> _EXTRACTED MATERIAL_:
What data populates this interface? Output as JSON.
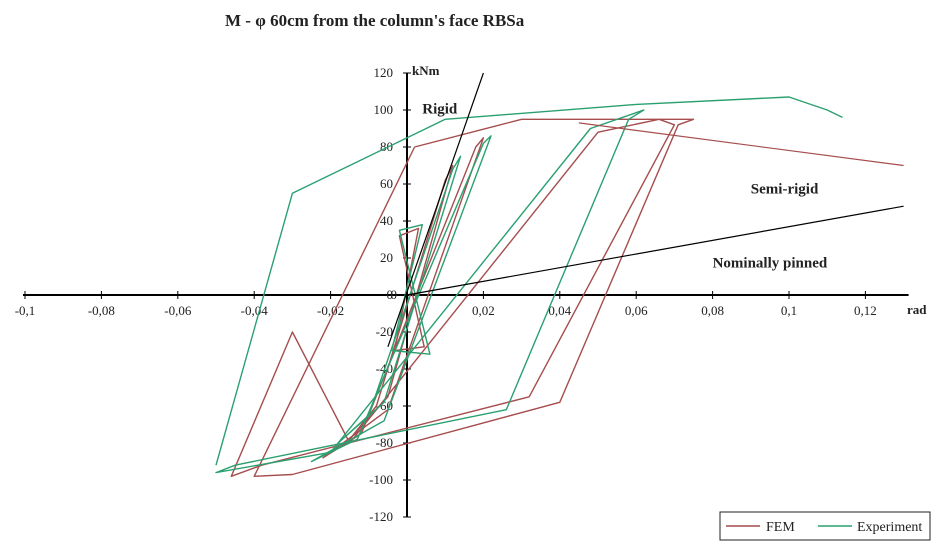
{
  "chart_data": {
    "type": "line",
    "title": "M - φ  60cm  from  the  column's  face  RBSa",
    "xlabel": "rad",
    "ylabel": "kNm",
    "xlim": [
      -0.1,
      0.13
    ],
    "ylim": [
      -120,
      120
    ],
    "x_ticks": [
      -0.1,
      -0.08,
      -0.06,
      -0.04,
      -0.02,
      0,
      0.02,
      0.04,
      0.06,
      0.08,
      0.1,
      0.12
    ],
    "x_tick_labels": [
      "-0,1",
      "-0,08",
      "-0,06",
      "-0,04",
      "-0,02",
      "0",
      "0,02",
      "0,04",
      "0,06",
      "0,08",
      "0,1",
      "0,12"
    ],
    "y_ticks": [
      -120,
      -100,
      -80,
      -60,
      -40,
      -20,
      0,
      20,
      40,
      60,
      80,
      100,
      120
    ],
    "y_tick_labels": [
      "-120",
      "-100",
      "-80",
      "-60",
      "-40",
      "-20",
      "0",
      "20",
      "40",
      "60",
      "80",
      "100",
      "120"
    ],
    "grid": false,
    "legend_position": "bottom-right",
    "annotations": [
      {
        "text": "Rigid",
        "x": 0.004,
        "y": 98
      },
      {
        "text": "Semi-rigid",
        "x": 0.09,
        "y": 55
      },
      {
        "text": "Nominally pinned",
        "x": 0.08,
        "y": 15
      }
    ],
    "boundary_lines": [
      {
        "name": "rigid",
        "x": [
          -0.005,
          0.02
        ],
        "y": [
          -28,
          120
        ]
      },
      {
        "name": "semi_rigid",
        "x": [
          0,
          0.13
        ],
        "y": [
          0,
          48
        ]
      },
      {
        "name": "nominally_pinned_envelope",
        "x": [
          0.045,
          0.13
        ],
        "y": [
          93,
          70
        ]
      }
    ],
    "series": [
      {
        "name": "FEM",
        "color": "#a64d4d",
        "loops": [
          {
            "x": [
              -0.003,
              0.003,
              -0.002,
              0.0045,
              -0.003
            ],
            "y": [
              -28,
              36,
              32,
              -28,
              -30
            ]
          },
          {
            "x": [
              -0.008,
              0.01,
              0.012,
              -0.005,
              -0.015,
              -0.008
            ],
            "y": [
              -60,
              62,
              70,
              -55,
              -78,
              -60
            ]
          },
          {
            "x": [
              -0.012,
              0.018,
              0.02,
              -0.005,
              -0.022,
              -0.012
            ],
            "y": [
              -75,
              80,
              85,
              -62,
              -88,
              -75
            ]
          },
          {
            "x": [
              -0.015,
              0.05,
              0.066,
              0.07,
              0.032,
              -0.038,
              -0.046,
              -0.03,
              -0.015
            ],
            "y": [
              -80,
              88,
              95,
              92,
              -55,
              -92,
              -98,
              -20,
              -80
            ]
          },
          {
            "x": [
              0.002,
              0.03,
              0.075,
              0.071,
              0.04,
              -0.03,
              -0.04,
              0.002
            ],
            "y": [
              80,
              95,
              95,
              92,
              -58,
              -97,
              -98,
              80
            ]
          }
        ]
      },
      {
        "name": "Experiment",
        "color": "#2aa070",
        "loops": [
          {
            "x": [
              -0.004,
              0.004,
              -0.002,
              0.006,
              -0.004
            ],
            "y": [
              -30,
              38,
              35,
              -32,
              -30
            ]
          },
          {
            "x": [
              -0.01,
              0.012,
              0.014,
              -0.006,
              -0.018,
              -0.01
            ],
            "y": [
              -65,
              68,
              75,
              -58,
              -80,
              -65
            ]
          },
          {
            "x": [
              -0.013,
              0.02,
              0.022,
              -0.006,
              -0.025,
              -0.013
            ],
            "y": [
              -78,
              82,
              86,
              -68,
              -90,
              -78
            ]
          },
          {
            "x": [
              -0.02,
              0.048,
              0.062,
              0.058,
              0.026,
              -0.045,
              -0.05,
              -0.02
            ],
            "y": [
              -85,
              90,
              100,
              95,
              -62,
              -92,
              -96,
              -85
            ]
          },
          {
            "x": [
              -0.05,
              -0.03,
              0.01,
              0.06,
              0.1,
              0.11,
              0.114
            ],
            "y": [
              -92,
              55,
              95,
              103,
              107,
              100,
              96
            ]
          }
        ]
      }
    ]
  }
}
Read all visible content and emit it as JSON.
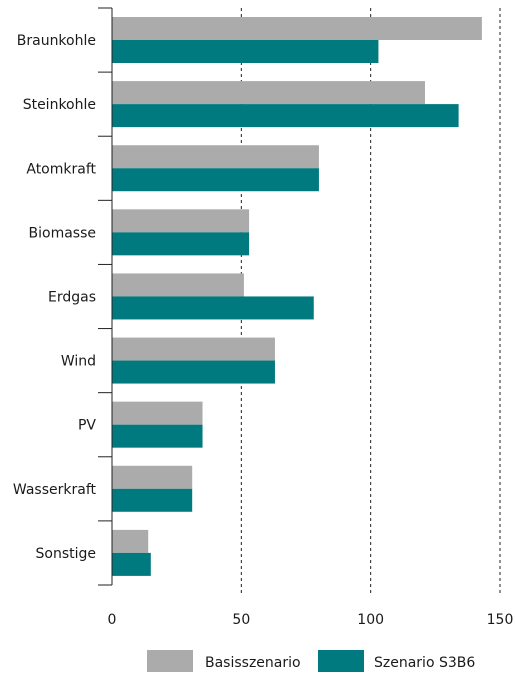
{
  "chart_data": {
    "type": "bar",
    "orientation": "horizontal",
    "categories": [
      "Braunkohle",
      "Steinkohle",
      "Atomkraft",
      "Biomasse",
      "Erdgas",
      "Wind",
      "PV",
      "Wasserkraft",
      "Sonstige"
    ],
    "series": [
      {
        "name": "Basisszenario",
        "color": "#ababab",
        "values": [
          143,
          121,
          80,
          53,
          51,
          63,
          35,
          31,
          14
        ]
      },
      {
        "name": "Szenario S3B6",
        "color": "#007a7e",
        "values": [
          103,
          134,
          80,
          53,
          78,
          63,
          35,
          31,
          15
        ]
      }
    ],
    "xticks": [
      "0",
      "50",
      "100",
      "150"
    ],
    "xlim": [
      0,
      150
    ],
    "grid": "vertical dashed",
    "legend": "bottom"
  }
}
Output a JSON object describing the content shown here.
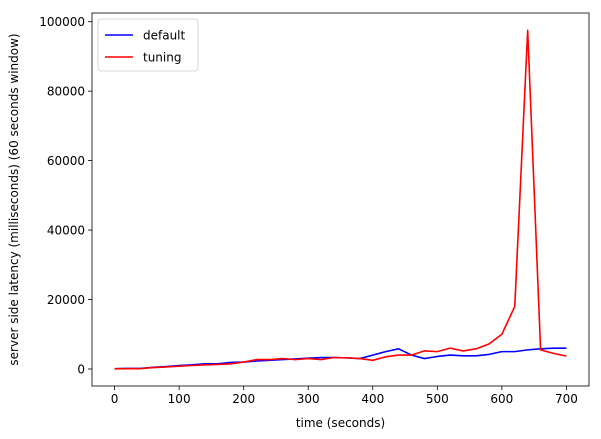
{
  "chart_data": {
    "type": "line",
    "title": "",
    "xlabel": "time (seconds)",
    "ylabel": "server side latency (milliseconds) (60 seconds window)",
    "xlim": [
      -35,
      735
    ],
    "ylim": [
      -4900,
      102500
    ],
    "x_ticks": [
      0,
      100,
      200,
      300,
      400,
      500,
      600,
      700
    ],
    "x_tick_labels": [
      "0",
      "100",
      "200",
      "300",
      "400",
      "500",
      "600",
      "700"
    ],
    "y_ticks": [
      0,
      20000,
      40000,
      60000,
      80000,
      100000
    ],
    "y_tick_labels": [
      "0",
      "20000",
      "40000",
      "60000",
      "80000",
      "100000"
    ],
    "grid": false,
    "legend_position": "top-left",
    "series": [
      {
        "name": "default",
        "color": "#0000ff",
        "x": [
          0,
          20,
          40,
          60,
          80,
          100,
          120,
          140,
          160,
          180,
          200,
          220,
          240,
          260,
          280,
          300,
          320,
          340,
          360,
          380,
          400,
          420,
          440,
          460,
          480,
          500,
          520,
          540,
          560,
          580,
          600,
          620,
          640,
          660,
          680,
          700
        ],
        "y": [
          100,
          150,
          150,
          500,
          700,
          1000,
          1200,
          1500,
          1500,
          1900,
          2000,
          2300,
          2500,
          2700,
          2900,
          3100,
          3300,
          3300,
          3200,
          3000,
          4000,
          5000,
          5800,
          4000,
          3000,
          3600,
          4000,
          3800,
          3800,
          4200,
          5000,
          5000,
          5500,
          5800,
          6000,
          6000
        ]
      },
      {
        "name": "tuning",
        "color": "#ff0000",
        "x": [
          0,
          20,
          40,
          60,
          80,
          100,
          120,
          140,
          160,
          180,
          200,
          220,
          240,
          260,
          280,
          300,
          320,
          340,
          360,
          380,
          400,
          420,
          440,
          460,
          480,
          500,
          520,
          540,
          560,
          580,
          600,
          620,
          640,
          660,
          680,
          700
        ],
        "y": [
          50,
          100,
          100,
          400,
          600,
          800,
          1000,
          1200,
          1300,
          1500,
          2000,
          2700,
          2700,
          3000,
          2700,
          3000,
          2700,
          3300,
          3200,
          3000,
          2500,
          3500,
          4000,
          4000,
          5200,
          5000,
          6000,
          5200,
          5800,
          7200,
          10000,
          18000,
          97500,
          5500,
          4500,
          3700
        ]
      }
    ]
  }
}
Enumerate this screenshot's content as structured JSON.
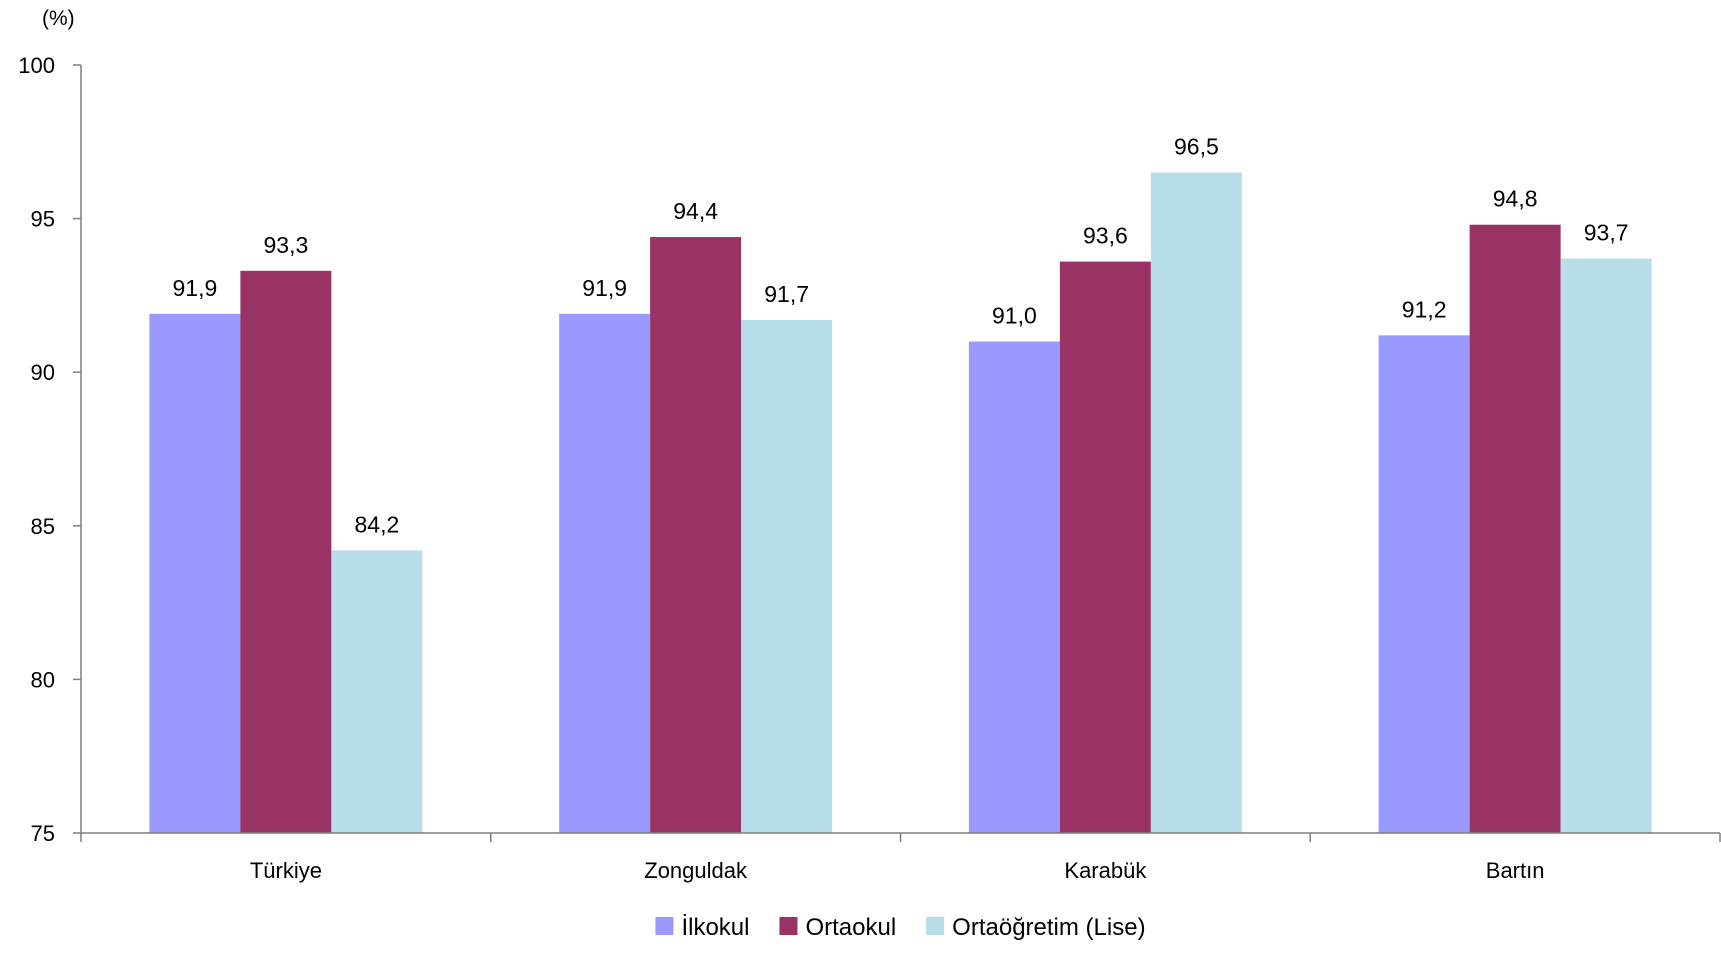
{
  "chart_data": {
    "type": "bar",
    "title": "",
    "unit_label": "(%)",
    "xlabel": "",
    "ylabel": "",
    "categories": [
      "Türkiye",
      "Zonguldak",
      "Karabük",
      "Bartın"
    ],
    "series": [
      {
        "name": "İlkokul",
        "color": "#9999FF",
        "values": [
          91.9,
          91.9,
          91.0,
          91.2
        ],
        "labels": [
          "91,9",
          "91,9",
          "91,0",
          "91,2"
        ]
      },
      {
        "name": "Ortaokul",
        "color": "#993366",
        "values": [
          93.3,
          94.4,
          93.6,
          94.8
        ],
        "labels": [
          "93,3",
          "94,4",
          "93,6",
          "94,8"
        ]
      },
      {
        "name": "Ortaöğretim (Lise)",
        "color": "#B7DEE8",
        "values": [
          84.2,
          91.7,
          96.5,
          93.7
        ],
        "labels": [
          "84,2",
          "91,7",
          "96,5",
          "93,7"
        ]
      }
    ],
    "ylim": [
      75,
      100
    ],
    "yticks": [
      75,
      80,
      85,
      90,
      95,
      100
    ],
    "ytick_labels": [
      "75",
      "80",
      "85",
      "90",
      "95",
      "100"
    ],
    "grid": false,
    "legend_position": "bottom"
  }
}
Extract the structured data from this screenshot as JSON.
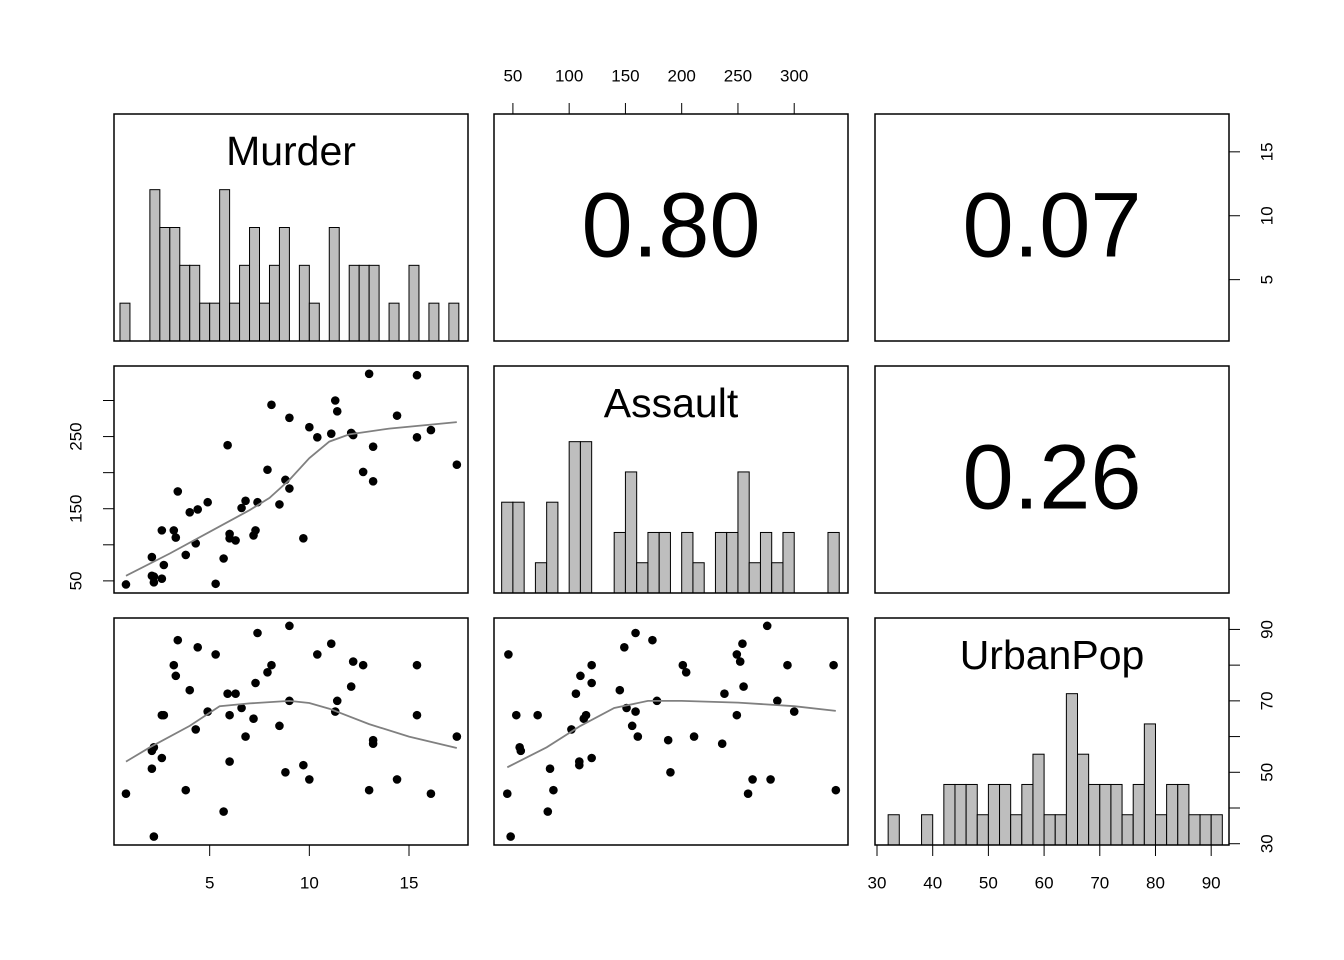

> _STATED GOAL_: Copy each line of the records that contains the word "ylabel".

> _SOLUTION_:
    "ylabel": "kNm",
    "ylabel": "server side latency (milliseconds) (60 seconds window)",
    "ylabel": "",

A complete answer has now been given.